§ **Exercise task**:
Each entry below should be echoed exactly, with pictures omitted.

◆ ◆ ◆ ◆

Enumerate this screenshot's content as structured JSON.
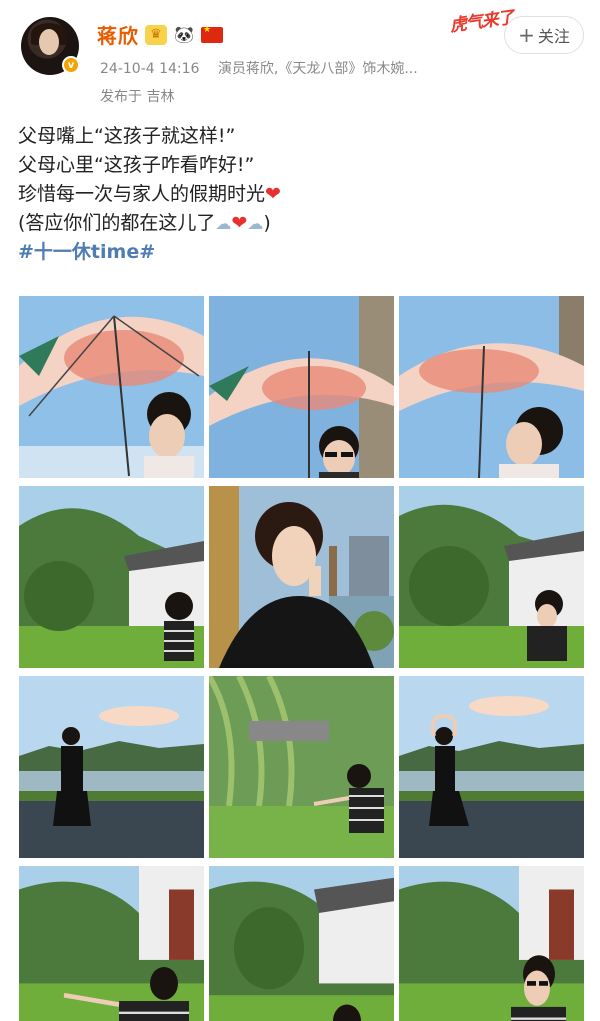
{
  "user": {
    "name": "蒋欣",
    "avatar_badge": "v",
    "badges": [
      "crown-icon",
      "panda-icon",
      "china-flag-icon"
    ]
  },
  "post_meta": {
    "date": "24-10-4 14:16",
    "source": "演员蒋欣,《天龙八部》饰木婉...",
    "location": "发布于 吉林"
  },
  "sticker": {
    "text": "虎气来了"
  },
  "follow_button": {
    "plus": "+",
    "label": "关注"
  },
  "content": {
    "line1": "父母嘴上“这孩子就这样!”",
    "line2": "父母心里“这孩子咋看咋好!”",
    "line3": "珍惜每一次与家人的假期时光",
    "line4_open": "(答应你们的都在这儿了",
    "line4_close": ")",
    "hashtag": "#十一休time#",
    "heart_glyph": "❤",
    "cloud_glyph": "☁"
  },
  "photos": [
    {
      "scene": "umbrella-closeup"
    },
    {
      "scene": "umbrella-sunglasses"
    },
    {
      "scene": "umbrella-profile"
    },
    {
      "scene": "garden-bench"
    },
    {
      "scene": "portrait-lake-pagoda"
    },
    {
      "scene": "garden-bench"
    },
    {
      "scene": "wall-sitting"
    },
    {
      "scene": "willow-garden"
    },
    {
      "scene": "wall-heart-pose"
    },
    {
      "scene": "garden-wave"
    },
    {
      "scene": "garden-crouch"
    },
    {
      "scene": "garden-sunglasses"
    }
  ],
  "colors": {
    "name": "#e85c00",
    "hashtag": "#4e7cb3",
    "meta": "#888888",
    "heart": "#e8312f"
  }
}
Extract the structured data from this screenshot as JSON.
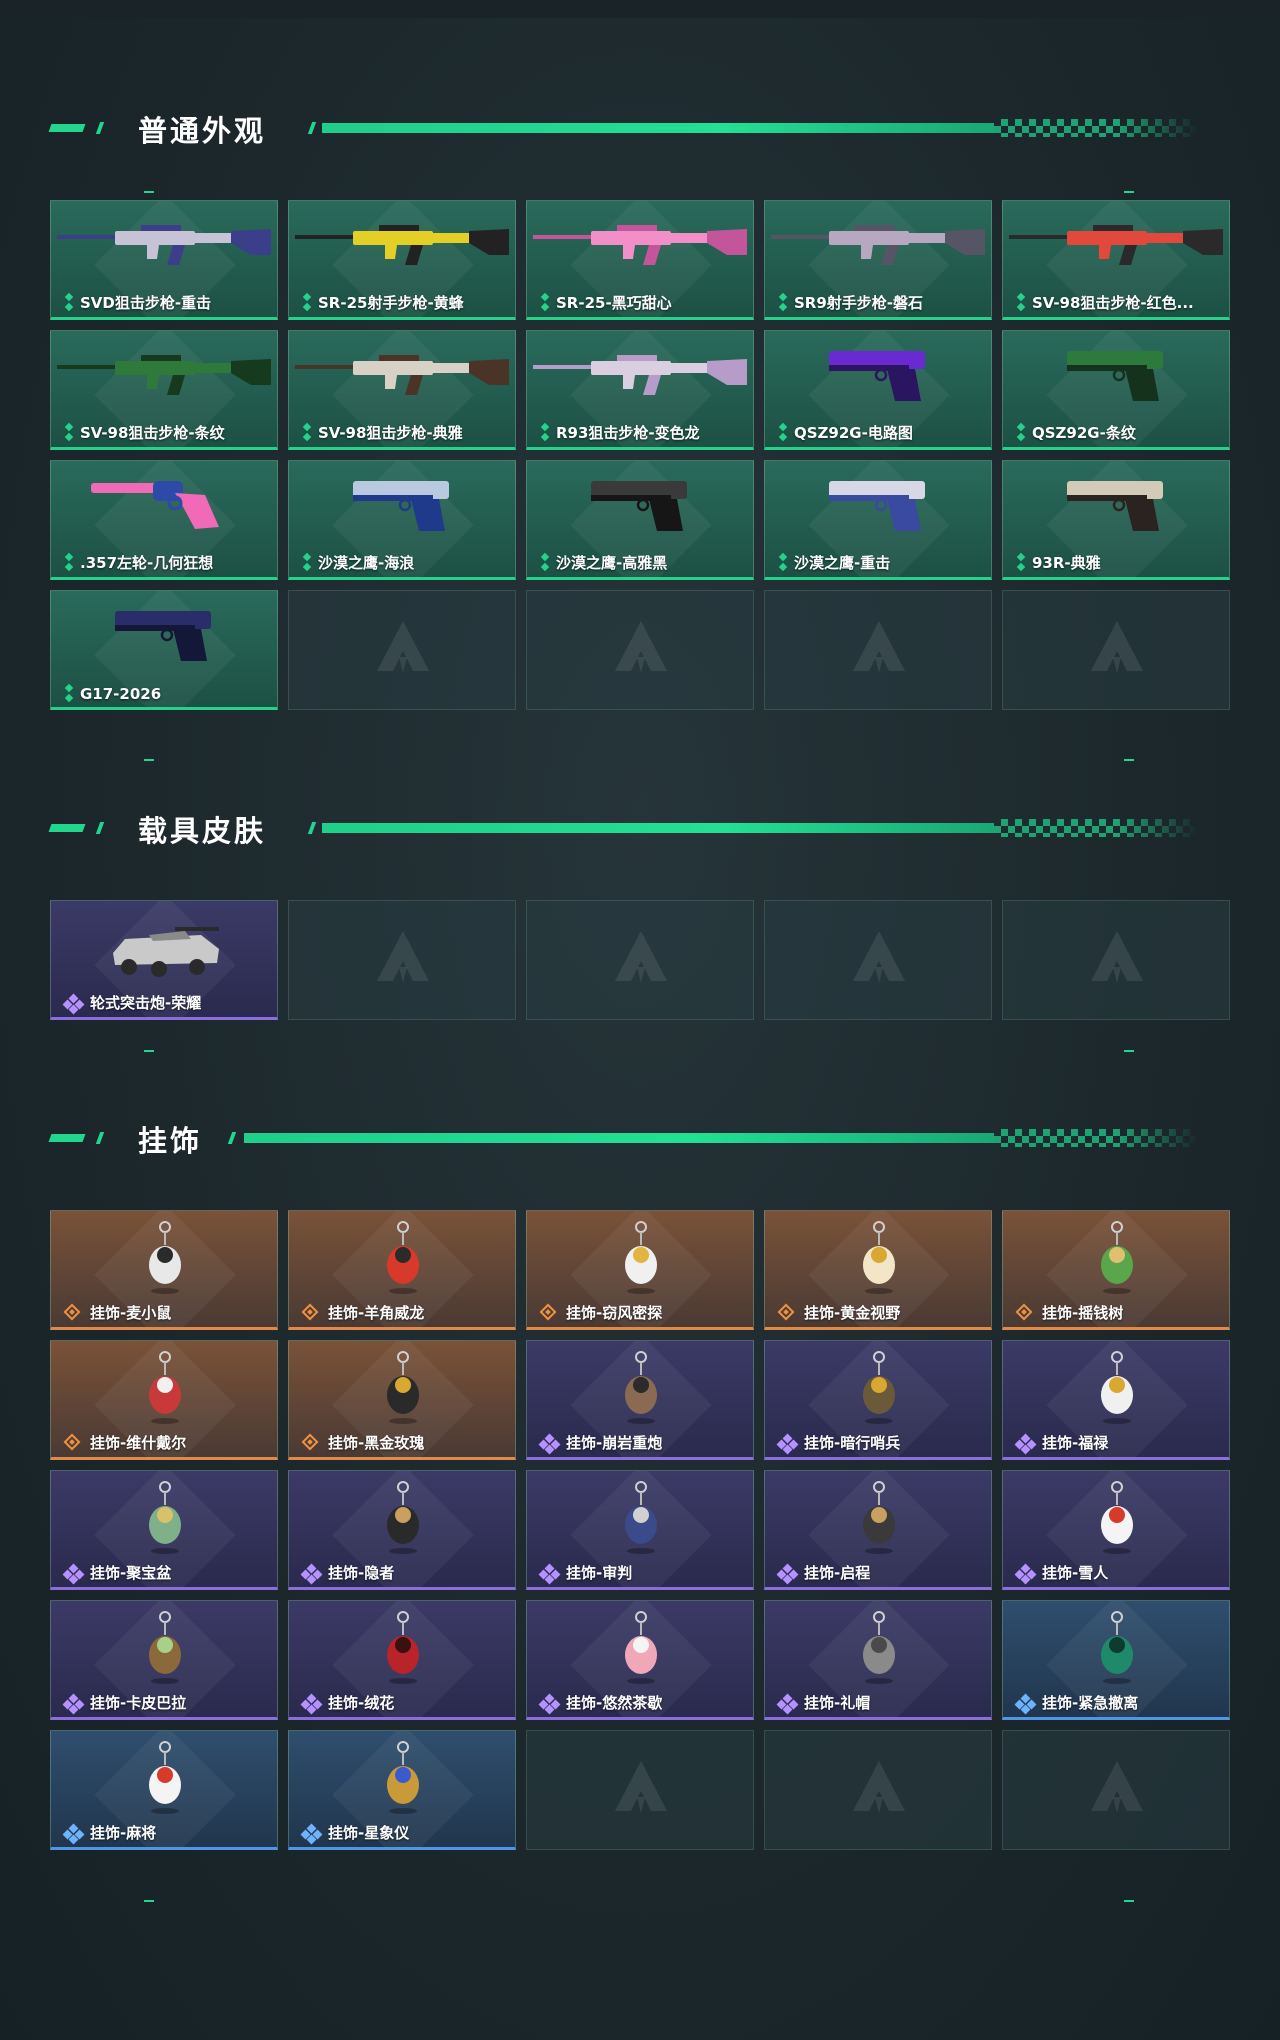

◆ ◆ ◆ ◆

§ **Response to this task**:
Enumerate this screenshot's content as structured JSON.
{
  "user": {
    "name": "蒋欣",
    "avatar_badge": "v",
    "badges": [
      "crown-icon",
      "panda-icon",
      "china-flag-icon"
    ]
  },
  "post_meta": {
    "date": "24-10-4 14:16",
    "source": "演员蒋欣,《天龙八部》饰木婉...",
    "location": "发布于 吉林"
  },
  "sticker": {
    "text": "虎气来了"
  },
  "follow_button": {
    "plus": "+",
    "label": "关注"
  },
  "content": {
    "line1": "父母嘴上“这孩子就这样!”",
    "line2": "父母心里“这孩子咋看咋好!”",
    "line3": "珍惜每一次与家人的假期时光",
    "line4_open": "(答应你们的都在这儿了",
    "line4_close": ")",
    "hashtag": "#十一休time#",
    "heart_glyph": "❤",
    "cloud_glyph": "☁"
  },
  "photos": [
    {
      "scene": "umbrella-closeup"
    },
    {
      "scene": "umbrella-sunglasses"
    },
    {
      "scene": "umbrella-profile"
    },
    {
      "scene": "garden-bench"
    },
    {
      "scene": "portrait-lake-pagoda"
    },
    {
      "scene": "garden-bench"
    },
    {
      "scene": "wall-sitting"
    },
    {
      "scene": "willow-garden"
    },
    {
      "scene": "wall-heart-pose"
    },
    {
      "scene": "garden-wave"
    },
    {
      "scene": "garden-crouch"
    },
    {
      "scene": "garden-sunglasses"
    }
  ],
  "colors": {
    "name": "#e85c00",
    "hashtag": "#4e7cb3",
    "meta": "#888888",
    "heart": "#e8312f"
  }
}
Extract the structured data from this screenshot as JSON.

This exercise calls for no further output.